Task brief:
Copy all the data exactly, except the pictures.

Input data:
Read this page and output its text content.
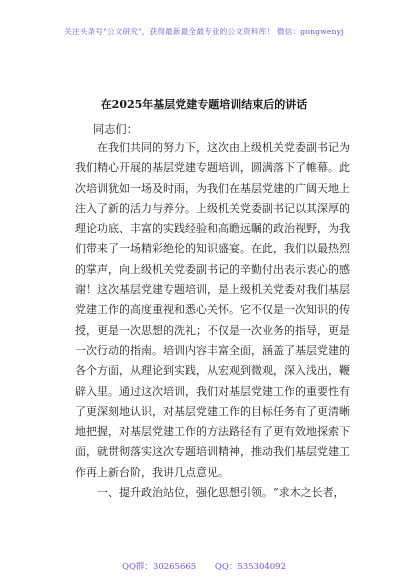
关注头条号"公文研究"，获得最新最全最专业的公文资料库！ 微信：gongwenyj
在2025年基层党建专题培训结束后的讲话
同志们：

在我们共同的努力下，这次由上级机关党委副书记为我们精心开展的基层党建专题培训，圆满落下了帷幕。此次培训犹如一场及时雨，为我们在基层党建的广阔天地上注入了新的活力与养分。上级机关党委副书记以其深厚的理论功底、丰富的实践经验和高瞻远瞩的政治视野，为我们带来了一场精彩绝伦的知识盛宴。在此，我们以最热烈的掌声，向上级机关党委副书记的辛勤付出表示衷心的感谢！这次基层党建专题培训，是上级机关党委对我们基层党建工作的高度重视和悉心关怀。它不仅是一次知识的传授，更是一次思想的洗礼；不仅是一次业务的指导，更是一次行动的指南。培训内容丰富全面，涵盖了基层党建的各个方面，从理论到实践，从宏观到微观，深入浅出，鞭辟入里。通过这次培训，我们对基层党建工作的重要性有了更深刻地认识，对基层党建工作的目标任务有了更清晰地把握，对基层党建工作的方法路径有了更有效地探索下面，就贯彻落实这次专题培训精神，推动我们基层党建工作再上新台阶，我讲几点意见。

一、提升政治站位，强化思想引领。“求木之长者，

QQ群：30265665 QQ：535304092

Answer to the exercise:
Read this page and output its text content.
关注头条号"公文研究"，获得最新最全最专业的公文资料库！ 微信：gongwenyj
在2025年基层党建专题培训结束后的讲话
同志们：

在我们共同的努力下，这次由上级机关党委副书记为我们精心开展的基层党建专题培训，圆满落下了帷幕。此次培训犹如一场及时雨，为我们在基层党建的广阔天地上注入了新的活力与养分。上级机关党委副书记以其深厚的理论功底、丰富的实践经验和高瞻远瞩的政治视野，为我们带来了一场精彩绝伦的知识盛宴。在此，我们以最热烈的掌声，向上级机关党委副书记的辛勤付出表示衷心的感谢！这次基层党建专题培训，是上级机关党委对我们基层党建工作的高度重视和悉心关怀。它不仅是一次知识的传授，更是一次思想的洗礼；不仅是一次业务的指导，更是一次行动的指南。培训内容丰富全面，涵盖了基层党建的各个方面，从理论到实践，从宏观到微观，深入浅出，鞭辟入里。通过这次培训，我们对基层党建工作的重要性有了更深刻地认识，对基层党建工作的目标任务有了更清晰地把握，对基层党建工作的方法路径有了更有效地探索下面，就贯彻落实这次专题培训精神，推动我们基层党建工作再上新台阶，我讲几点意见。

一、提升政治站位，强化思想引领。“求木之长者，

QQ群：30265665 QQ：535304092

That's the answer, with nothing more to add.